- **Exercise inputs**
______________________________

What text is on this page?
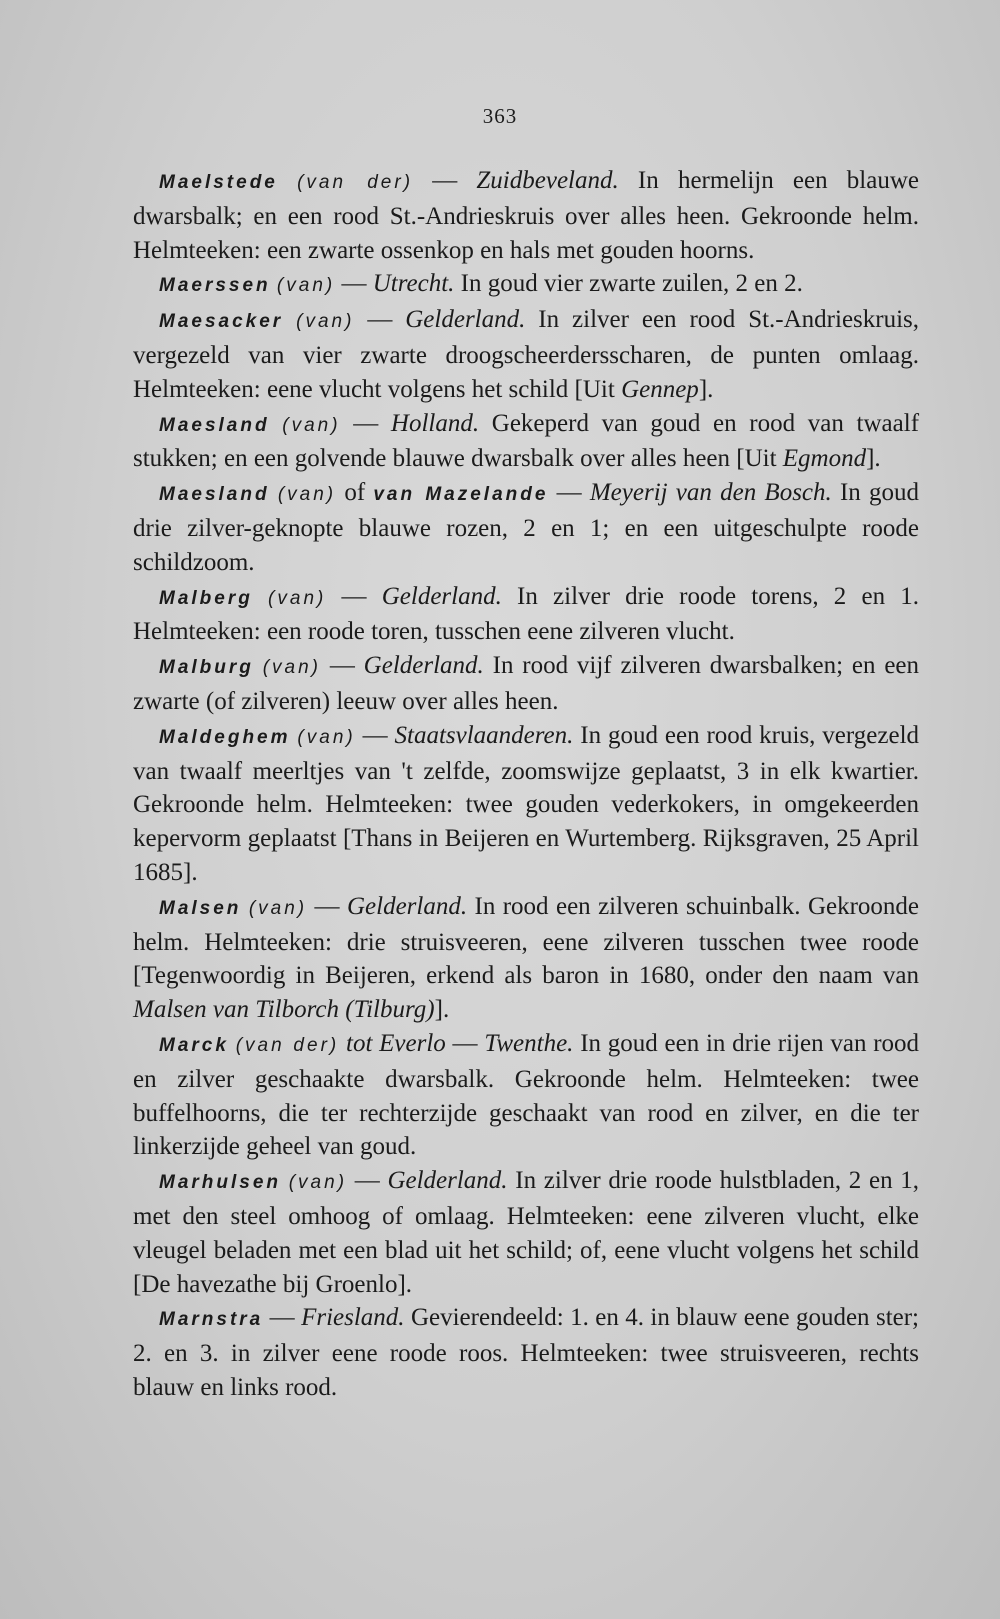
363

Maelstede (van der) — Zuidbeveland. In hermelijn een blauwe dwarsbalk; en een rood St.-Andrieskruis over alles heen. Gekroonde helm. Helmteeken: een zwarte ossenkop en hals met gouden hoorns.

Maerssen (van) — Utrecht. In goud vier zwarte zuilen, 2 en 2.

Maesacker (van) — Gelderland. In zilver een rood St.-Andrieskruis, vergezeld van vier zwarte droogscheerdersscharen, de punten omlaag. Helmteeken: eene vlucht volgens het schild [Uit Gennep].

Maesland (van) — Holland. Gekeperd van goud en rood van twaalf stukken; en een golvende blauwe dwarsbalk over alles heen [Uit Egmond].

Maesland (van) of van Mazelande — Meyerij van den Bosch. In goud drie zilver-geknopte blauwe rozen, 2 en 1; en een uitgeschulpte roode schildzoom.

Malberg (van) — Gelderland. In zilver drie roode torens, 2 en 1. Helmteeken: een roode toren, tusschen eene zilveren vlucht.

Malburg (van) — Gelderland. In rood vijf zilveren dwarsbalken; en een zwarte (of zilveren) leeuw over alles heen.

Maldeghem (van) — Staatsvlaanderen. In goud een rood kruis, vergezeld van twaalf meerltjes van 't zelfde, zoomswijze geplaatst, 3 in elk kwartier. Gekroonde helm. Helmteeken: twee gouden vederkokers, in omgekeerden kepervorm geplaatst [Thans in Beijeren en Wurtemberg. Rijksgraven, 25 April 1685].

Malsen (van) — Gelderland. In rood een zilveren schuinbalk. Gekroonde helm. Helmteeken: drie struisveeren, eene zilveren tusschen twee roode [Tegenwoordig in Beijeren, erkend als baron in 1680, onder den naam van Malsen van Tilborch (Tilburg)].

Marck (van der) tot Everlo — Twenthe. In goud een in drie rijen van rood en zilver geschaakte dwarsbalk. Gekroonde helm. Helmteeken: twee buffelhoorns, die ter rechterzijde geschaakt van rood en zilver, en die ter linkerzijde geheel van goud.

Marhulsen (van) — Gelderland. In zilver drie roode hulstbladen, 2 en 1, met den steel omhoog of omlaag. Helmteeken: eene zilveren vlucht, elke vleugel beladen met een blad uit het schild; of, eene vlucht volgens het schild [De havezathe bij Groenlo].

Marnstra — Friesland. Gevierendeeld: 1. en 4. in blauw eene gouden ster; 2. en 3. in zilver eene roode roos. Helmteeken: twee struisveeren, rechts blauw en links rood.
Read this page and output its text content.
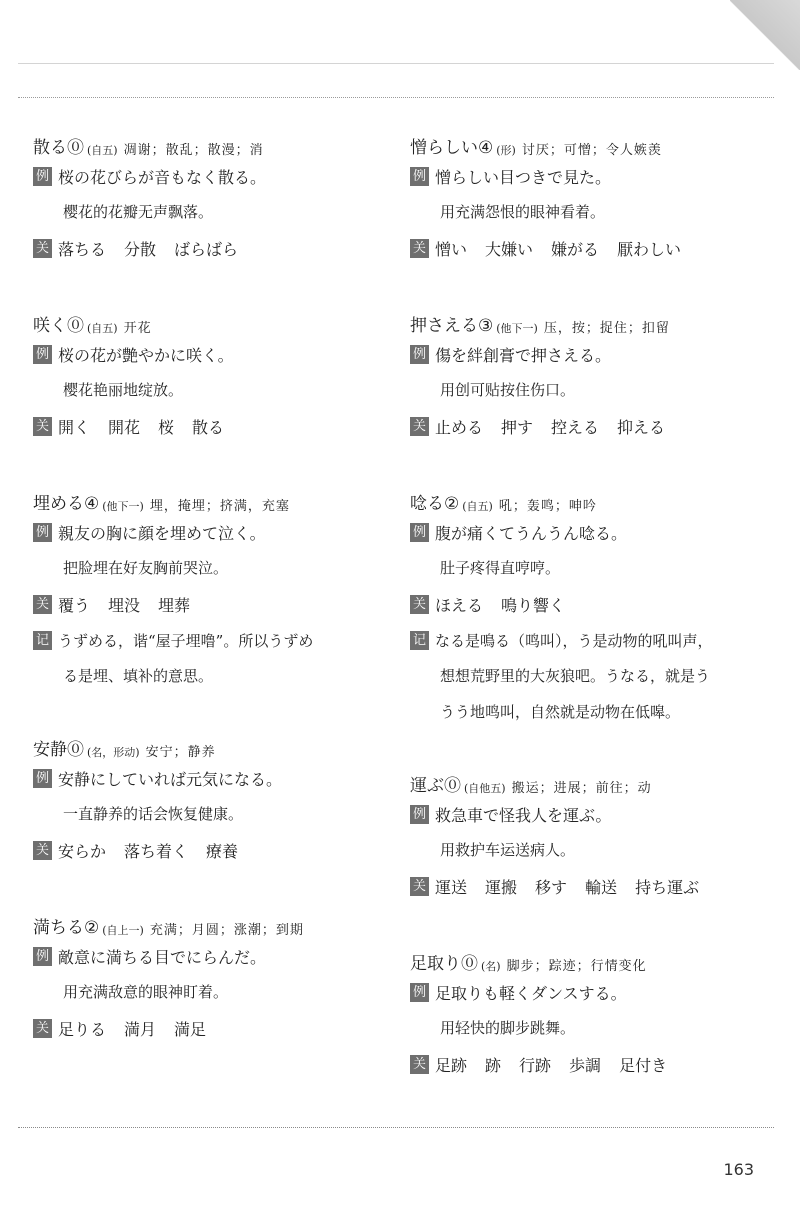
散る ⓪ (自五) 凋谢；散乱；散漫；消
例 桜の花びらが音もなく散る。
樱花的花瓣无声飘落。
关 落ちる 分散 ばらばら
咲く ⓪ (自五) 开花
例 桜の花が艶やかに咲く。
樱花艳丽地绽放。
关 開く 開花 桜 散る
埋める ④ (他下一) 埋，掩埋；挤满，充塞
例 親友の胸に顔を埋めて泣く。
把脸埋在好友胸前哭泣。
关 覆う 埋没 埋葬
记 うずめる，谐“屋子埋噜”。所以うずめ
る是埋、填补的意思。
安静 ⓪ (名，形动) 安宁；静养
例 安静にしていれば元気になる。
一直静养的话会恢复健康。
关 安らか 落ち着く 療養
満ちる ② (自上一) 充满；月圆；涨潮；到期
例 敵意に満ちる目でにらんだ。
用充满敌意的眼神盯着。
关 足りる 満月 満足
憎らしい ④ (形) 讨厌；可憎；令人嫉羡
例 憎らしい目つきで見た。
用充满怨恨的眼神看着。
关 憎い 大嫌い 嫌がる 厭わしい
押さえる ③ (他下一) 压，按；捉住；扣留
例 傷を絆創膏で押さえる。
用创可贴按住伤口。
关 止める 押す 控える 抑える
唸る ② (自五) 吼；轰鸣；呻吟
例 腹が痛くてうんうん唸る。
肚子疼得直哼哼。
关 ほえる 鳴り響く
记 なる是鳴る（鸣叫），う是动物的吼叫声，
想想荒野里的大灰狼吧。うなる，就是う
うう地鸣叫，自然就是动物在低嗥。
運ぶ ⓪ (自他五) 搬运；进展；前往；动
例 救急車で怪我人を運ぶ。
用救护车运送病人。
关 運送 運搬 移す 輸送 持ち運ぶ
足取り ⓪ (名) 脚步；踪迹；行情变化
例 足取りも軽くダンスする。
用轻快的脚步跳舞。
关 足跡 跡 行跡 歩調 足付き
163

______________________________

- **Challenge**
Quote all of the entries word for word, omitting any pictures.

- **Result below**
What text is on this page?
363

Maelstede (van der) — Zuidbeveland. In hermelijn een blauwe dwarsbalk; en een rood St.-Andrieskruis over alles heen. Gekroonde helm. Helmteeken: een zwarte ossenkop en hals met gouden hoorns.

Maerssen (van) — Utrecht. In goud vier zwarte zuilen, 2 en 2.

Maesacker (van) — Gelderland. In zilver een rood St.-Andrieskruis, vergezeld van vier zwarte droogscheerdersscharen, de punten omlaag. Helmteeken: eene vlucht volgens het schild [Uit Gennep].

Maesland (van) — Holland. Gekeperd van goud en rood van twaalf stukken; en een golvende blauwe dwarsbalk over alles heen [Uit Egmond].

Maesland (van) of van Mazelande — Meyerij van den Bosch. In goud drie zilver-geknopte blauwe rozen, 2 en 1; en een uitgeschulpte roode schildzoom.

Malberg (van) — Gelderland. In zilver drie roode torens, 2 en 1. Helmteeken: een roode toren, tusschen eene zilveren vlucht.

Malburg (van) — Gelderland. In rood vijf zilveren dwarsbalken; en een zwarte (of zilveren) leeuw over alles heen.

Maldeghem (van) — Staatsvlaanderen. In goud een rood kruis, vergezeld van twaalf meerltjes van 't zelfde, zoomswijze geplaatst, 3 in elk kwartier. Gekroonde helm. Helmteeken: twee gouden vederkokers, in omgekeerden kepervorm geplaatst [Thans in Beijeren en Wurtemberg. Rijksgraven, 25 April 1685].

Malsen (van) — Gelderland. In rood een zilveren schuinbalk. Gekroonde helm. Helmteeken: drie struisveeren, eene zilveren tusschen twee roode [Tegenwoordig in Beijeren, erkend als baron in 1680, onder den naam van Malsen van Tilborch (Tilburg)].

Marck (van der) tot Everlo — Twenthe. In goud een in drie rijen van rood en zilver geschaakte dwarsbalk. Gekroonde helm. Helmteeken: twee buffelhoorns, die ter rechterzijde geschaakt van rood en zilver, en die ter linkerzijde geheel van goud.

Marhulsen (van) — Gelderland. In zilver drie roode hulstbladen, 2 en 1, met den steel omhoog of omlaag. Helmteeken: eene zilveren vlucht, elke vleugel beladen met een blad uit het schild; of, eene vlucht volgens het schild [De havezathe bij Groenlo].

Marnstra — Friesland. Gevierendeeld: 1. en 4. in blauw eene gouden ster; 2. en 3. in zilver eene roode roos. Helmteeken: twee struisveeren, rechts blauw en links rood.
Read this page and output its text content.
散る ⓪ (自五) 凋谢；散乱；散漫；消
例 桜の花びらが音もなく散る。
樱花的花瓣无声飘落。
关 落ちる 分散 ばらばら
咲く ⓪ (自五) 开花
例 桜の花が艶やかに咲く。
樱花艳丽地绽放。
关 開く 開花 桜 散る
埋める ④ (他下一) 埋，掩埋；挤满，充塞
例 親友の胸に顔を埋めて泣く。
把脸埋在好友胸前哭泣。
关 覆う 埋没 埋葬
记 うずめる，谐“屋子埋噜”。所以うずめ
る是埋、填补的意思。
安静 ⓪ (名，形动) 安宁；静养
例 安静にしていれば元気になる。
一直静养的话会恢复健康。
关 安らか 落ち着く 療養
満ちる ② (自上一) 充满；月圆；涨潮；到期
例 敵意に満ちる目でにらんだ。
用充满敌意的眼神盯着。
关 足りる 満月 満足
憎らしい ④ (形) 讨厌；可憎；令人嫉羡
例 憎らしい目つきで見た。
用充满怨恨的眼神看着。
关 憎い 大嫌い 嫌がる 厭わしい
押さえる ③ (他下一) 压，按；捉住；扣留
例 傷を絆創膏で押さえる。
用创可贴按住伤口。
关 止める 押す 控える 抑える
唸る ② (自五) 吼；轰鸣；呻吟
例 腹が痛くてうんうん唸る。
肚子疼得直哼哼。
关 ほえる 鳴り響く
记 なる是鳴る（鸣叫），う是动物的吼叫声，
想想荒野里的大灰狼吧。うなる，就是う
うう地鸣叫，自然就是动物在低嗥。
運ぶ ⓪ (自他五) 搬运；进展；前往；动
例 救急車で怪我人を運ぶ。
用救护车运送病人。
关 運送 運搬 移す 輸送 持ち運ぶ
足取り ⓪ (名) 脚步；踪迹；行情变化
例 足取りも軽くダンスする。
用轻快的脚步跳舞。
关 足跡 跡 行跡 歩調 足付き
163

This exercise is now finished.